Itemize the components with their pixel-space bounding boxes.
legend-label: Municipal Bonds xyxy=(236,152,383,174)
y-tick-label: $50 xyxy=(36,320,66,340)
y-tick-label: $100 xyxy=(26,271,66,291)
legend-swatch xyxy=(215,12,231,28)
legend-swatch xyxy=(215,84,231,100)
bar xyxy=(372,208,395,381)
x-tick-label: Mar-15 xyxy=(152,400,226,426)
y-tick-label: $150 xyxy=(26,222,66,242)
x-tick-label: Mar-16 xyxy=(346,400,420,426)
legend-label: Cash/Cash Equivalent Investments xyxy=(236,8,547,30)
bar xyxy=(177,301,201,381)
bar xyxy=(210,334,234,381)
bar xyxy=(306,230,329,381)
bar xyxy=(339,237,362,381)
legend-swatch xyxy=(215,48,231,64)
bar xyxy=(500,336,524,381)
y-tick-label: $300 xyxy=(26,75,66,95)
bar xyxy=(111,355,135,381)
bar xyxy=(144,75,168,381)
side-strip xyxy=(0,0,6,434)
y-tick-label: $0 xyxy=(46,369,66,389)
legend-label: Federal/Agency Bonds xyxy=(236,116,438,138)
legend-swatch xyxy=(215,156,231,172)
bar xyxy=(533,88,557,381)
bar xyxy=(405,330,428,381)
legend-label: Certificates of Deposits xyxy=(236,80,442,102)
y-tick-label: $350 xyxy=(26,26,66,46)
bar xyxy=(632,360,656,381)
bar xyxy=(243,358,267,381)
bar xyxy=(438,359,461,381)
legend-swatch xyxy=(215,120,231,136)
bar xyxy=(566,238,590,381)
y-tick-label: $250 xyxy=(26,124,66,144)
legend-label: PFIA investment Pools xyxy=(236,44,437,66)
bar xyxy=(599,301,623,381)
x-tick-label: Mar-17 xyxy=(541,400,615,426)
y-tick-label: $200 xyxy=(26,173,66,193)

• _AIM OF THE EXERCISE_
Give the items from the start of the records through the line containing "x-tick-label: Mar-15 xyxy=(152,400,226,426)", inclusive, as a Markdown table with a Row column holding the row number and a Line column holding the line, leaving out blank lines.

• _RESULT OF THIS EXERCISE_
| Row | Line |
|---|---|
| 1 | Itemize the components with their pixel-space bounding boxes. |
| 2 | legend-label: Municipal Bonds xyxy=(236,152,383,174) |
| 3 | y-tick-label: $50 xyxy=(36,320,66,340) |
| 4 | y-tick-label: $100 xyxy=(26,271,66,291) |
| 5 | legend-swatch xyxy=(215,12,231,28) |
| 6 | legend-swatch xyxy=(215,84,231,100) |
| 7 | bar xyxy=(372,208,395,381) |
| 8 | x-tick-label: Mar-15 xyxy=(152,400,226,426) |